__Records for this exercise__

^^^^^^^^^^^^^^^^

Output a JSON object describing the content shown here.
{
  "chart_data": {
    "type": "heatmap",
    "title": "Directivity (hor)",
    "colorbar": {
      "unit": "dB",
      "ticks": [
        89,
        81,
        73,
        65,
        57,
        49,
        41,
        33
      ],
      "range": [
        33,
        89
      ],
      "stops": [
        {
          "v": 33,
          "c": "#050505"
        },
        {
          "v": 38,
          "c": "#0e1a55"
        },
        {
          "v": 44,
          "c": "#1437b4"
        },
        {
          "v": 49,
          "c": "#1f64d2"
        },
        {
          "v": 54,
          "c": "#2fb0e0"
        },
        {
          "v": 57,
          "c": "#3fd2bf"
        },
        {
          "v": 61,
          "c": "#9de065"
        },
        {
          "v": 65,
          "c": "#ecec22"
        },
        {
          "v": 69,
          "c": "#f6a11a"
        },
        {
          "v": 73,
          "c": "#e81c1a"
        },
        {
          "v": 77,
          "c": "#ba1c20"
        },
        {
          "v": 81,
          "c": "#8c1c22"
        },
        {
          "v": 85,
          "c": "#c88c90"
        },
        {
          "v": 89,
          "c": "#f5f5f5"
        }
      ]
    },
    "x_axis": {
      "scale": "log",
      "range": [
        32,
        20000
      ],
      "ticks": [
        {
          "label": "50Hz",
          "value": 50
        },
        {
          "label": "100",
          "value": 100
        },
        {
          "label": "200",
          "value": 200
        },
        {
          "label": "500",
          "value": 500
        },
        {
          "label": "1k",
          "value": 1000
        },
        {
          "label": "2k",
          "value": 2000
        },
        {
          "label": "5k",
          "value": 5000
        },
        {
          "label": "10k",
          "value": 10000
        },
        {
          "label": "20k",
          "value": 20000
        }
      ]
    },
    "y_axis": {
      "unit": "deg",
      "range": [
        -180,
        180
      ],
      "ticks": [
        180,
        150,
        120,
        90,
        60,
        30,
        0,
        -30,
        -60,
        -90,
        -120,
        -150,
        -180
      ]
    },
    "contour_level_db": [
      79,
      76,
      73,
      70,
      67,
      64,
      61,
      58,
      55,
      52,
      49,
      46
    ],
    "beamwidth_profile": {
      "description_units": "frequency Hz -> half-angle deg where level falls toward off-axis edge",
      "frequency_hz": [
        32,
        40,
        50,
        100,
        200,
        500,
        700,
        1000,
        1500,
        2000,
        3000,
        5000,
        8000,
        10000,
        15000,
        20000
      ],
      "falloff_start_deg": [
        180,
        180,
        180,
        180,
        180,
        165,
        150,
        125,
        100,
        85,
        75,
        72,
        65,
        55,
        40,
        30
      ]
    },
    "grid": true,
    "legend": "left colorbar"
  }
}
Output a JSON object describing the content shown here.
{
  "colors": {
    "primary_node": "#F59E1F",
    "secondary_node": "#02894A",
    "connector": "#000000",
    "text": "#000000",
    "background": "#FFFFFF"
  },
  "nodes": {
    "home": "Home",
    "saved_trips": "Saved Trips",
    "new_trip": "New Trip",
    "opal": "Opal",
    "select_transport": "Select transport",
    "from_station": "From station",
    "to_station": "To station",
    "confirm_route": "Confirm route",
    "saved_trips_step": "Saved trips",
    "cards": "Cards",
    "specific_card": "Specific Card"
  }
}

^^^^^^^^^^^^^^^^

__Do this__
Your task is to extract all of the records exactly.

__Final result__
Output a JSON object describing the content shown here.
{
  "chart_data": {
    "type": "heatmap",
    "title": "Directivity (hor)",
    "colorbar": {
      "unit": "dB",
      "ticks": [
        89,
        81,
        73,
        65,
        57,
        49,
        41,
        33
      ],
      "range": [
        33,
        89
      ],
      "stops": [
        {
          "v": 33,
          "c": "#050505"
        },
        {
          "v": 38,
          "c": "#0e1a55"
        },
        {
          "v": 44,
          "c": "#1437b4"
        },
        {
          "v": 49,
          "c": "#1f64d2"
        },
        {
          "v": 54,
          "c": "#2fb0e0"
        },
        {
          "v": 57,
          "c": "#3fd2bf"
        },
        {
          "v": 61,
          "c": "#9de065"
        },
        {
          "v": 65,
          "c": "#ecec22"
        },
        {
          "v": 69,
          "c": "#f6a11a"
        },
        {
          "v": 73,
          "c": "#e81c1a"
        },
        {
          "v": 77,
          "c": "#ba1c20"
        },
        {
          "v": 81,
          "c": "#8c1c22"
        },
        {
          "v": 85,
          "c": "#c88c90"
        },
        {
          "v": 89,
          "c": "#f5f5f5"
        }
      ]
    },
    "x_axis": {
      "scale": "log",
      "range": [
        32,
        20000
      ],
      "ticks": [
        {
          "label": "50Hz",
          "value": 50
        },
        {
          "label": "100",
          "value": 100
        },
        {
          "label": "200",
          "value": 200
        },
        {
          "label": "500",
          "value": 500
        },
        {
          "label": "1k",
          "value": 1000
        },
        {
          "label": "2k",
          "value": 2000
        },
        {
          "label": "5k",
          "value": 5000
        },
        {
          "label": "10k",
          "value": 10000
        },
        {
          "label": "20k",
          "value": 20000
        }
      ]
    },
    "y_axis": {
      "unit": "deg",
      "range": [
        -180,
        180
      ],
      "ticks": [
        180,
        150,
        120,
        90,
        60,
        30,
        0,
        -30,
        -60,
        -90,
        -120,
        -150,
        -180
      ]
    },
    "contour_level_db": [
      79,
      76,
      73,
      70,
      67,
      64,
      61,
      58,
      55,
      52,
      49,
      46
    ],
    "beamwidth_profile": {
      "description_units": "frequency Hz -> half-angle deg where level falls toward off-axis edge",
      "frequency_hz": [
        32,
        40,
        50,
        100,
        200,
        500,
        700,
        1000,
        1500,
        2000,
        3000,
        5000,
        8000,
        10000,
        15000,
        20000
      ],
      "falloff_start_deg": [
        180,
        180,
        180,
        180,
        180,
        165,
        150,
        125,
        100,
        85,
        75,
        72,
        65,
        55,
        40,
        30
      ]
    },
    "grid": true,
    "legend": "left colorbar"
  }
}
Output a JSON object describing the content shown here.
{
  "colors": {
    "primary_node": "#F59E1F",
    "secondary_node": "#02894A",
    "connector": "#000000",
    "text": "#000000",
    "background": "#FFFFFF"
  },
  "nodes": {
    "home": "Home",
    "saved_trips": "Saved Trips",
    "new_trip": "New Trip",
    "opal": "Opal",
    "select_transport": "Select transport",
    "from_station": "From station",
    "to_station": "To station",
    "confirm_route": "Confirm route",
    "saved_trips_step": "Saved trips",
    "cards": "Cards",
    "specific_card": "Specific Card"
  }
}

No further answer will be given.